PROBLEM
Where a line contains the word "Relay", copy that line.

-- RECORDS PROVIDED start --

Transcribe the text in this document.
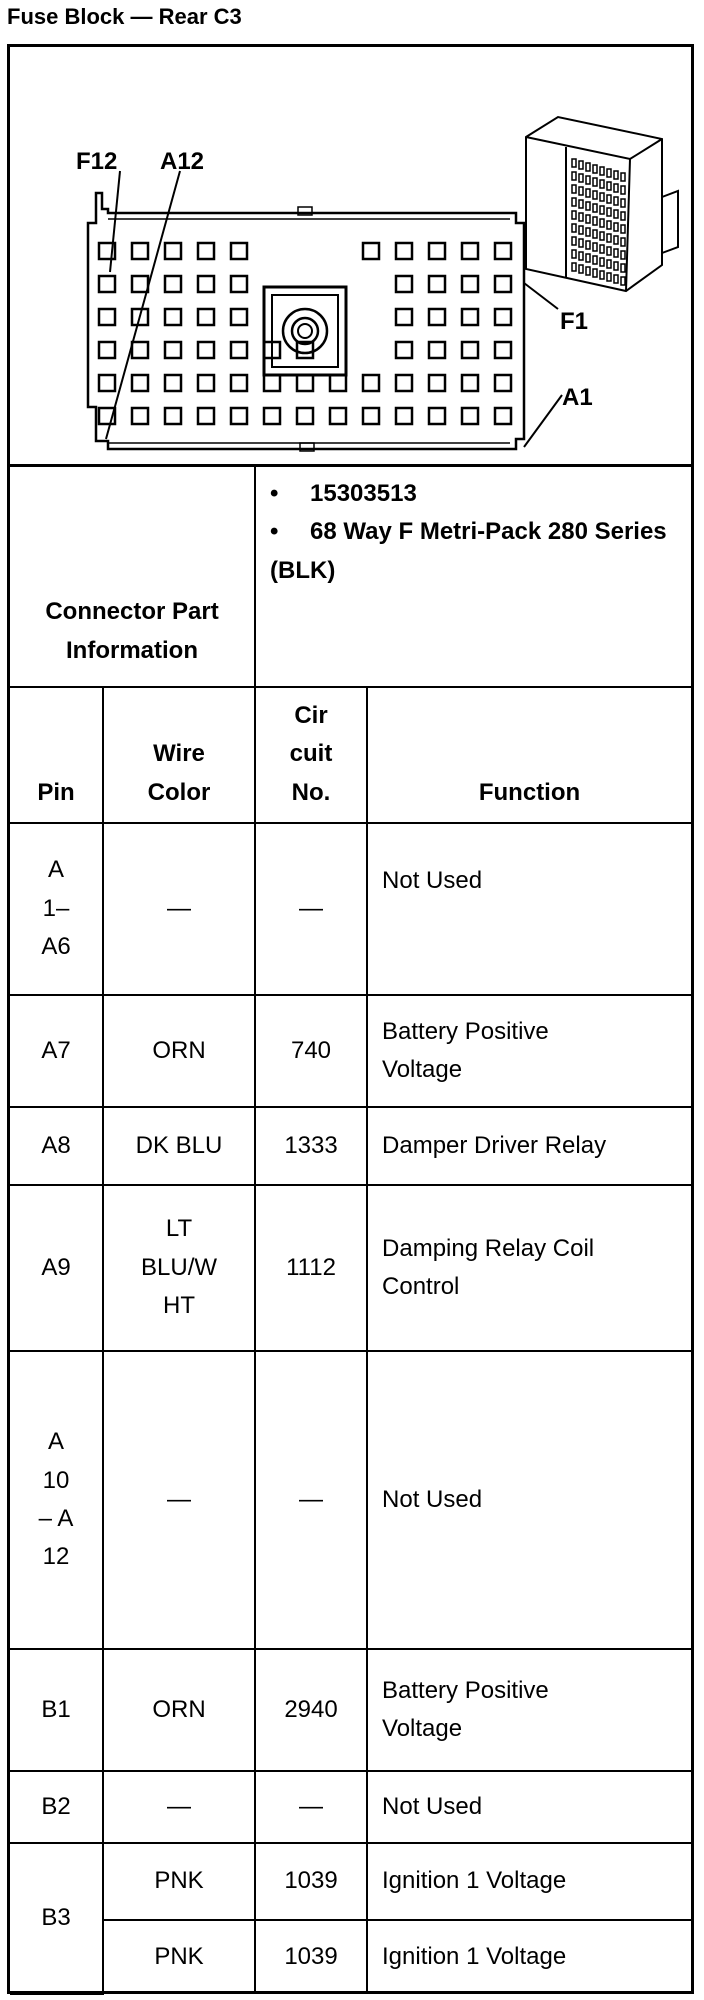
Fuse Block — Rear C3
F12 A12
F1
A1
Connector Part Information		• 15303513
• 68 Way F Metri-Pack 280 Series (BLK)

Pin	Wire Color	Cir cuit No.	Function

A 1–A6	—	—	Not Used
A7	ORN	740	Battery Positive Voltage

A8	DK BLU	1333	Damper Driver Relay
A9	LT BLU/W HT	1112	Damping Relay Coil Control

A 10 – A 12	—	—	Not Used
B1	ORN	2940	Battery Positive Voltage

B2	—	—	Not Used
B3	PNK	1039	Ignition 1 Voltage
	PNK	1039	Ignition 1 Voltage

-- RECORDS PROVIDED end --
-- RECORDS PROVIDED start --

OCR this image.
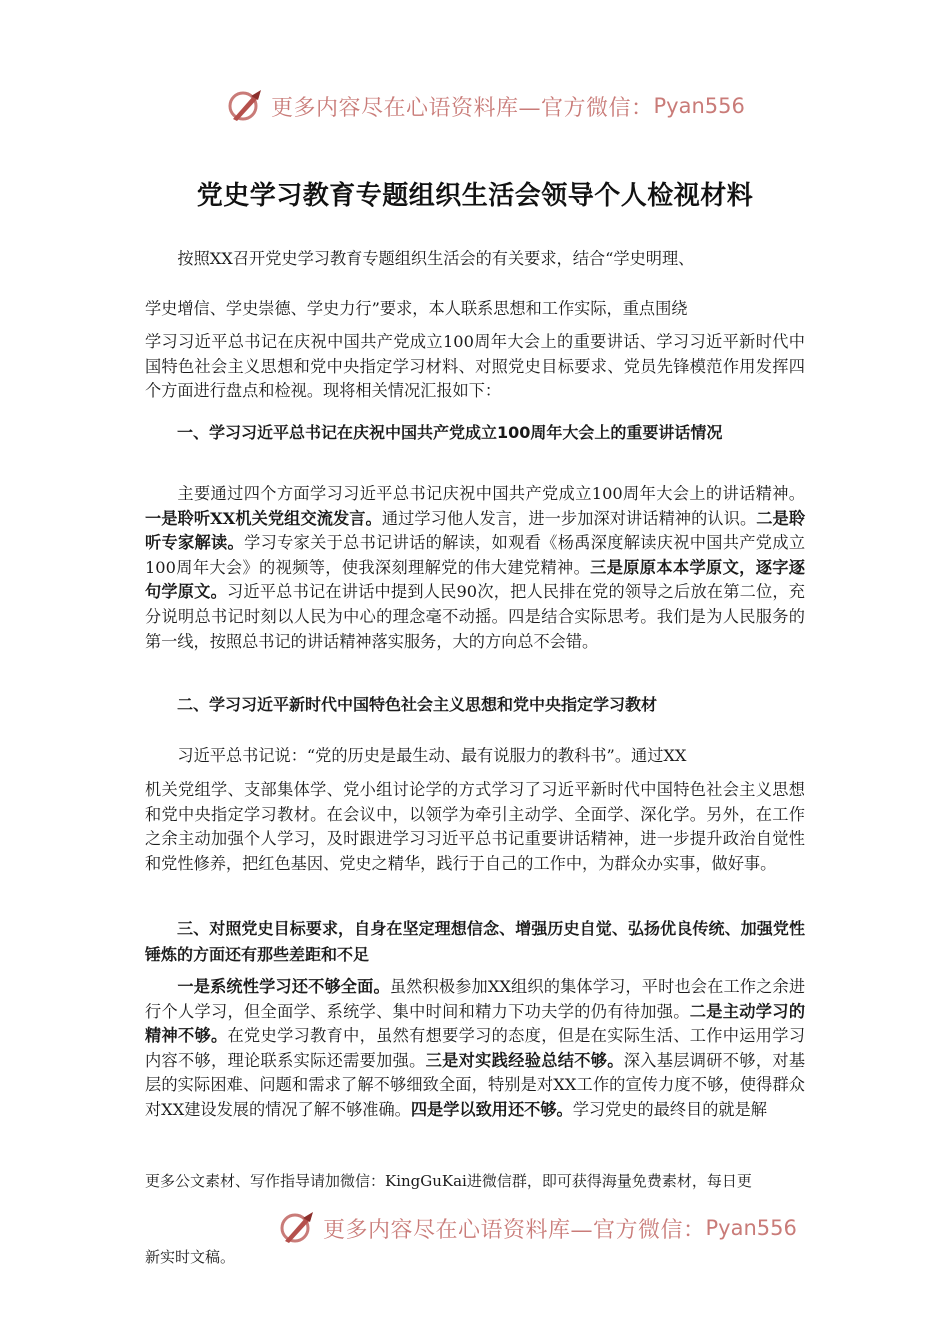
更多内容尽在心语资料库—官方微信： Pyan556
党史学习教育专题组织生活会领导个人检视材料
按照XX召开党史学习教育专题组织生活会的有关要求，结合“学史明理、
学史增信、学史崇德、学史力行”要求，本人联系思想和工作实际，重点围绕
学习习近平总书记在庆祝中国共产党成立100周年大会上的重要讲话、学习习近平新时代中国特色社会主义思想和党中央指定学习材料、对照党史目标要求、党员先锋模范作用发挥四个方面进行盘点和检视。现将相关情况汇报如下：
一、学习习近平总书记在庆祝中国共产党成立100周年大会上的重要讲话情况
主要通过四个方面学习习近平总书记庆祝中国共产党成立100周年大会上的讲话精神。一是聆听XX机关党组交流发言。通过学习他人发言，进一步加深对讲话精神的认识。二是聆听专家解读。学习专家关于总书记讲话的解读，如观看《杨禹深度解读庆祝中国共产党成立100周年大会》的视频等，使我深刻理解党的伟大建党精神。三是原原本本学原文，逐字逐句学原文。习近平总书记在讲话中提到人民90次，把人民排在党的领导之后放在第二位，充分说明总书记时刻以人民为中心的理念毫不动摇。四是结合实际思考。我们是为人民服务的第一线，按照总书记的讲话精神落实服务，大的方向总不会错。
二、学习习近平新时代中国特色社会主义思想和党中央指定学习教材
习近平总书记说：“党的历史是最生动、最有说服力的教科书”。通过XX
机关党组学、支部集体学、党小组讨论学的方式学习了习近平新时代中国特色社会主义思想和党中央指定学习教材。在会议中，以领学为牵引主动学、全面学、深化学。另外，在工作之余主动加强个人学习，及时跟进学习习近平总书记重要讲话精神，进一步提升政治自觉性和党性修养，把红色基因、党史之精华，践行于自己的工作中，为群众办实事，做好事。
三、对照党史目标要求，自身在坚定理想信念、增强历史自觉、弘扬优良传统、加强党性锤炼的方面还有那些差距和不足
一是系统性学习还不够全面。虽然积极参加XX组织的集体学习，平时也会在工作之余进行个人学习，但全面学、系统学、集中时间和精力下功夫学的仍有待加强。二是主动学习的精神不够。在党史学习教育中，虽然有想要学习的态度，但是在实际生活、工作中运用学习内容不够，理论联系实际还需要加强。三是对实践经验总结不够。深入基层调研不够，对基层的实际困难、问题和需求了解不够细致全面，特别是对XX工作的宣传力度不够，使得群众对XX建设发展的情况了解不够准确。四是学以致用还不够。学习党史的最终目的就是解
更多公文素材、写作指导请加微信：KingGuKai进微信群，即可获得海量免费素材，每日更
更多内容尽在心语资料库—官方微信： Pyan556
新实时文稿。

-- RECORDS PROVIDED end --

ANSWER TO THE EXERCISE
A8	DK BLU	1333	Damper Driver Relay
A9	LT BLU/W HT	1112	Damping Relay Coil Control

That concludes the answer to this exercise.